===== INFORMATION SHOWN =====

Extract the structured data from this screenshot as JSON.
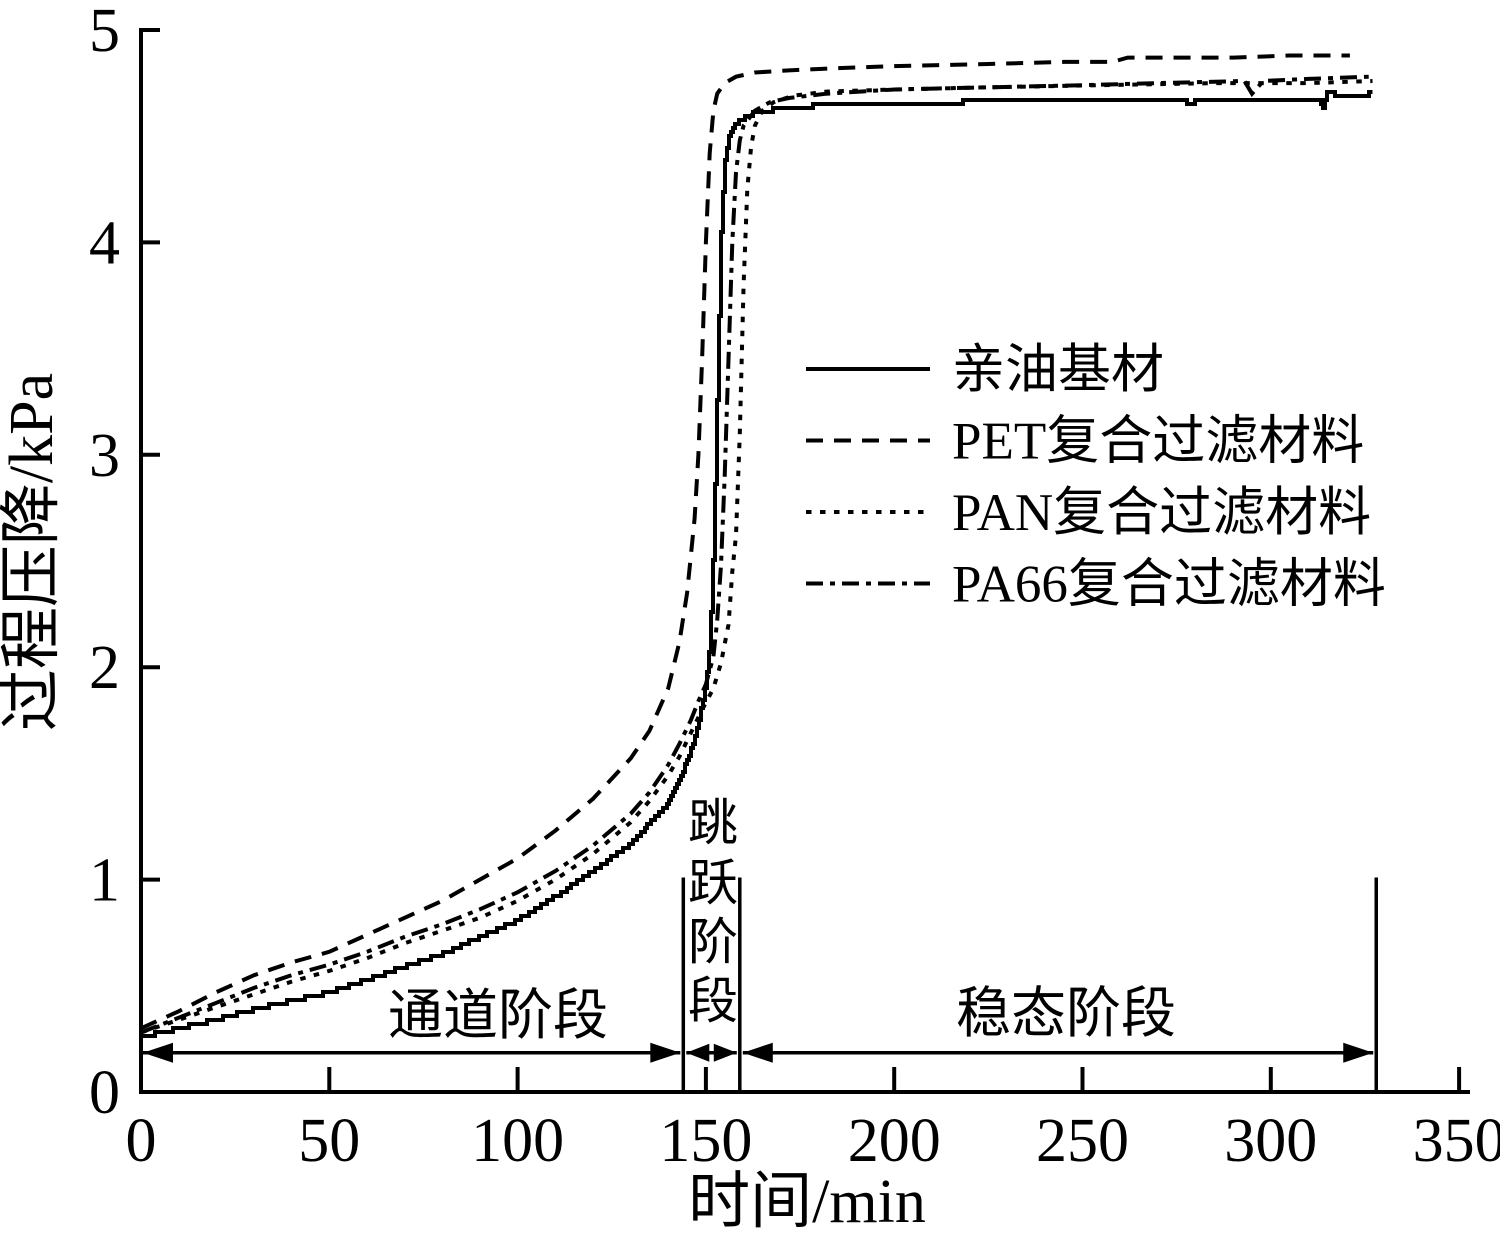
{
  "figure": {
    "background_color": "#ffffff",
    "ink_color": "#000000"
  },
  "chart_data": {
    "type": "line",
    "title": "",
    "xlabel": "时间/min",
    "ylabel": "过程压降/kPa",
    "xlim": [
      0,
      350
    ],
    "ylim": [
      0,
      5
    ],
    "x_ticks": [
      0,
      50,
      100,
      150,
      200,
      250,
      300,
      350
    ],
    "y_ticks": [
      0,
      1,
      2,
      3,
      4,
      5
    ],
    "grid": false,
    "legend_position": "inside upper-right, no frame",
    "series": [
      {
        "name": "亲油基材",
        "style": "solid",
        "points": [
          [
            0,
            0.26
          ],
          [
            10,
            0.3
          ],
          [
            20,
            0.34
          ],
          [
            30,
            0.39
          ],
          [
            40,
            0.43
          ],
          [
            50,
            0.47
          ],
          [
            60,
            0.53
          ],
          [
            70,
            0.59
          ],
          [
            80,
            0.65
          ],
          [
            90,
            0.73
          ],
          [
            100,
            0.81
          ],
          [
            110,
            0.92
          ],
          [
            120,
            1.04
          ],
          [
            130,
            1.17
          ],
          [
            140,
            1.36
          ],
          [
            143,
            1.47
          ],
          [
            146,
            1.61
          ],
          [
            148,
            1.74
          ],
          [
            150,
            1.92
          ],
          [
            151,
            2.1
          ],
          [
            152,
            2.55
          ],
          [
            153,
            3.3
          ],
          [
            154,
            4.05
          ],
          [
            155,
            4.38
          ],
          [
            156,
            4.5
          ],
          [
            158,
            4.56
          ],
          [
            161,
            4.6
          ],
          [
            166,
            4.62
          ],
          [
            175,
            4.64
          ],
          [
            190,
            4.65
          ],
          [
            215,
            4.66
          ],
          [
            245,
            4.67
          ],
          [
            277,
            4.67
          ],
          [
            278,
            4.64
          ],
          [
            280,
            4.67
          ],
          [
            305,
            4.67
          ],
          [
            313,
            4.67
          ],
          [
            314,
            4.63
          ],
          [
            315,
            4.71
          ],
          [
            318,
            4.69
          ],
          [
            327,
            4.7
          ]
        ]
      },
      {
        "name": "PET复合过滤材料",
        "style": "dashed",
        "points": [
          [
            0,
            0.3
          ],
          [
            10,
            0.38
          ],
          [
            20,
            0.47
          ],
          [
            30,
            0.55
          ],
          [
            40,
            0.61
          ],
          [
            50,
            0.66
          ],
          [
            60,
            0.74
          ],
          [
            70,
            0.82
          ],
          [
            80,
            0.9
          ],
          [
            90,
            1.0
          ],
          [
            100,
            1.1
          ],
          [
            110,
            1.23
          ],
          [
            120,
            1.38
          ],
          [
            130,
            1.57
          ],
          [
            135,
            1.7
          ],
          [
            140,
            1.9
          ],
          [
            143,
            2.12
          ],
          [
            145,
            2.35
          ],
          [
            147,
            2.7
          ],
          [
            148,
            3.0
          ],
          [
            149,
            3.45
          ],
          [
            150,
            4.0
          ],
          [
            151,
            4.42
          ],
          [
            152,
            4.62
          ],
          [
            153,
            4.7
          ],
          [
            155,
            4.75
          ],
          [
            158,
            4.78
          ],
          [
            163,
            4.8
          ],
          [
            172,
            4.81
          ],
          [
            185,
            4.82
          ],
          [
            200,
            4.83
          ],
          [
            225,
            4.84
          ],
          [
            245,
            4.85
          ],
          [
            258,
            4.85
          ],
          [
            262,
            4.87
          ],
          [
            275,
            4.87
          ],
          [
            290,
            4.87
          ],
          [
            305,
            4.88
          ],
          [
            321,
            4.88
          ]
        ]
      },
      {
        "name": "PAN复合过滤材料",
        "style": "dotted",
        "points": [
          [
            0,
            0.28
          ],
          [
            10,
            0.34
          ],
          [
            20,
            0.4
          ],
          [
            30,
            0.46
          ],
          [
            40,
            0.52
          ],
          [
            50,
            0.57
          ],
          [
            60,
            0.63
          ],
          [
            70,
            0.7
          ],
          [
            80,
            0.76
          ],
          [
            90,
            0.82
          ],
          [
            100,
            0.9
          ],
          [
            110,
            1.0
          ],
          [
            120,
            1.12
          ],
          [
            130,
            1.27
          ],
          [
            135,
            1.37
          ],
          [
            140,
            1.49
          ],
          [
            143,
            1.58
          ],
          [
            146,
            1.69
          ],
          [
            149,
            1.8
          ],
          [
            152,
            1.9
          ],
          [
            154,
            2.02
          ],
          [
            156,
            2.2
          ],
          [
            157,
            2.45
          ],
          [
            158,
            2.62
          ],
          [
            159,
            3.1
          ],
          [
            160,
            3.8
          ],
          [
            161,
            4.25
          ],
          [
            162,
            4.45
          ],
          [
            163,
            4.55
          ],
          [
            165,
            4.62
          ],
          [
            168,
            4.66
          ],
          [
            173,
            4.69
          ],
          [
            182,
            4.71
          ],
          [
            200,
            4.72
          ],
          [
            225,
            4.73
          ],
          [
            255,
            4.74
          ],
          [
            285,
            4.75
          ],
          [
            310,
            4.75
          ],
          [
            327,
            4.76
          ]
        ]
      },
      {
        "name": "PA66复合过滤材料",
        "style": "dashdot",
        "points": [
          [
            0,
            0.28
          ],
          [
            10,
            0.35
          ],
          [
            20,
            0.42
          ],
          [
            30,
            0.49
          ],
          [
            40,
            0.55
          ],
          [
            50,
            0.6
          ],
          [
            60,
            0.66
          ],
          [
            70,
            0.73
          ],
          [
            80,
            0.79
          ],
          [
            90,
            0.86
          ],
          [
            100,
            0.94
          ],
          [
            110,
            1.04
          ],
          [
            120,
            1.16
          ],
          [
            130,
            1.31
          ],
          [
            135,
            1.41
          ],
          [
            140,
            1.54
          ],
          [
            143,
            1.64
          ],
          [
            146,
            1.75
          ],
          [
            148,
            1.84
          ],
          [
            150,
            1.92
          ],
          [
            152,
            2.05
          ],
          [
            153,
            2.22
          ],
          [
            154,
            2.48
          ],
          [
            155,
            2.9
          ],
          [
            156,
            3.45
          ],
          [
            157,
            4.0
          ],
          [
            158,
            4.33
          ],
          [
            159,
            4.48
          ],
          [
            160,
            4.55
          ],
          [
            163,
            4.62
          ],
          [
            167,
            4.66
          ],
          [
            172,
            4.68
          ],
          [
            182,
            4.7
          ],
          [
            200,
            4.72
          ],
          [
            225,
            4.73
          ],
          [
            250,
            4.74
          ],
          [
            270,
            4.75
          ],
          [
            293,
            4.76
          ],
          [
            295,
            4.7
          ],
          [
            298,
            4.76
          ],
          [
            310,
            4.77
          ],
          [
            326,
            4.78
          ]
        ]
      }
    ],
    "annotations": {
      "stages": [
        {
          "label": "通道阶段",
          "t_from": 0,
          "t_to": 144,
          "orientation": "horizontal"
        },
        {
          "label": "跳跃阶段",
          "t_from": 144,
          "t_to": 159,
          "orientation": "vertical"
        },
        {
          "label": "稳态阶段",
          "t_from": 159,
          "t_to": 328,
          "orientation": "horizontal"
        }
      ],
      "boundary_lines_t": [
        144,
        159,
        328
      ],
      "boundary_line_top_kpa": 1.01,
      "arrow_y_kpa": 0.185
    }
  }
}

=====
===== INFORMATION SHOWN =====

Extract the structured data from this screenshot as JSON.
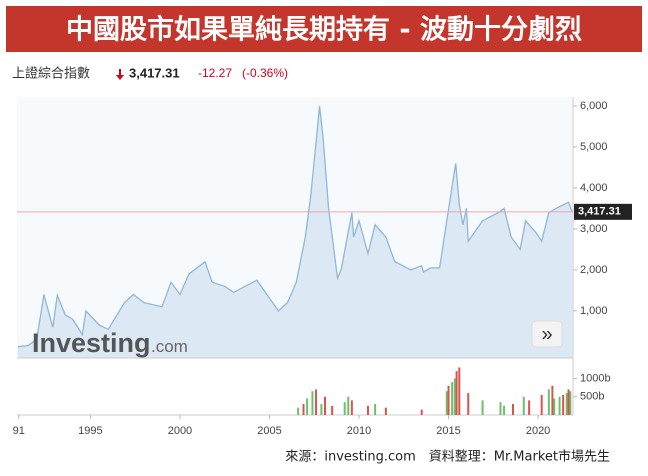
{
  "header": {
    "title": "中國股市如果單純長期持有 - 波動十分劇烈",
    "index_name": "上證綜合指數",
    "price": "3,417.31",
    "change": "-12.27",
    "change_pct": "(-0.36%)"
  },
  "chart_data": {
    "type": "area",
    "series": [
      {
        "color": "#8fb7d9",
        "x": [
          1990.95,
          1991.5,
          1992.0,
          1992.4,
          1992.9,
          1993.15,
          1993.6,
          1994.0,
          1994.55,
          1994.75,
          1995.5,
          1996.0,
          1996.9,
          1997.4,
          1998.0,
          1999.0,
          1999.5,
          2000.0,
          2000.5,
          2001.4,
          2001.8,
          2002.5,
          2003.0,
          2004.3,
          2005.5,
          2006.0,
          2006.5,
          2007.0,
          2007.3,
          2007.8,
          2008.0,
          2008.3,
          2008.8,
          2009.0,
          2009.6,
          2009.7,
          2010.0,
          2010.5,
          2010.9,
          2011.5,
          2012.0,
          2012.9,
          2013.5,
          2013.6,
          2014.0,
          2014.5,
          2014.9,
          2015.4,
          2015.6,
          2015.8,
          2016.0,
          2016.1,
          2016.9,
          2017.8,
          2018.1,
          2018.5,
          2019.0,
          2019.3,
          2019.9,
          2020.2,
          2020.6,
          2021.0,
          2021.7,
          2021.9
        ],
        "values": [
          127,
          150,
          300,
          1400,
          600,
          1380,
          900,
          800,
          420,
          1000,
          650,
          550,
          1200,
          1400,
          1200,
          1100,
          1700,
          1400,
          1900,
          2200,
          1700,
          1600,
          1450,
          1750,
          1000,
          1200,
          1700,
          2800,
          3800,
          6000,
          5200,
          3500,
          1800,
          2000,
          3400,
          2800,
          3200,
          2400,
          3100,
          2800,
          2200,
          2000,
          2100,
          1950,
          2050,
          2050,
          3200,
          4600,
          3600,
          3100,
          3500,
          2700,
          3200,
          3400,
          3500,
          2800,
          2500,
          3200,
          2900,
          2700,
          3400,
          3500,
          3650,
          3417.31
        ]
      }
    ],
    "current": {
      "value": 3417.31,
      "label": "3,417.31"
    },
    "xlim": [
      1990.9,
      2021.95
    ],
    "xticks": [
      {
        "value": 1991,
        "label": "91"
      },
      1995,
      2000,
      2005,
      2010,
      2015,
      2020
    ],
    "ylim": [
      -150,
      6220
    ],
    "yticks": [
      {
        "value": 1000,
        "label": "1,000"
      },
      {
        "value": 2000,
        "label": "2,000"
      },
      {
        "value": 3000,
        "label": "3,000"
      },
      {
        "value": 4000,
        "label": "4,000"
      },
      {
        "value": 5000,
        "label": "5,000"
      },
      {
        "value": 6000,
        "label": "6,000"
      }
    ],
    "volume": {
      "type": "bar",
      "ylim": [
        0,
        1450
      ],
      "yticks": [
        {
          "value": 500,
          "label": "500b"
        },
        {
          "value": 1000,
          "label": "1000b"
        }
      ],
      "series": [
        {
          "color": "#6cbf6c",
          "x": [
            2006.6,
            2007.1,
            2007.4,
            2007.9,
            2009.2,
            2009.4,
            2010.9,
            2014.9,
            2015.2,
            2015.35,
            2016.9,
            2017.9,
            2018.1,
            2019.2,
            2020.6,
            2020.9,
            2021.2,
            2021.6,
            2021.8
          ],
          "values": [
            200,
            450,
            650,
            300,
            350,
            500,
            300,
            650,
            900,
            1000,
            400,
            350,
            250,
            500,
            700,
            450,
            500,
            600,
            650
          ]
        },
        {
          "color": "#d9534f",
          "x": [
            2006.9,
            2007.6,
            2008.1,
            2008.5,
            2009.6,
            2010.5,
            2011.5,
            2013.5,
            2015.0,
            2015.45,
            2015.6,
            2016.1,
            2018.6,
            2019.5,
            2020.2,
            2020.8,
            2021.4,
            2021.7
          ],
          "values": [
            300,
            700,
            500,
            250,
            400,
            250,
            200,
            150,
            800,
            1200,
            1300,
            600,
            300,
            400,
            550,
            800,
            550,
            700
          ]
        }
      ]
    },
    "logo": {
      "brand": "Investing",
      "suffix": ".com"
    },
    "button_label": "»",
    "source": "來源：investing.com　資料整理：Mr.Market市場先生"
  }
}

=====

REQUIREMENTS:
Provide solely the number of lines in the data that include the word "style".

REPLY:
4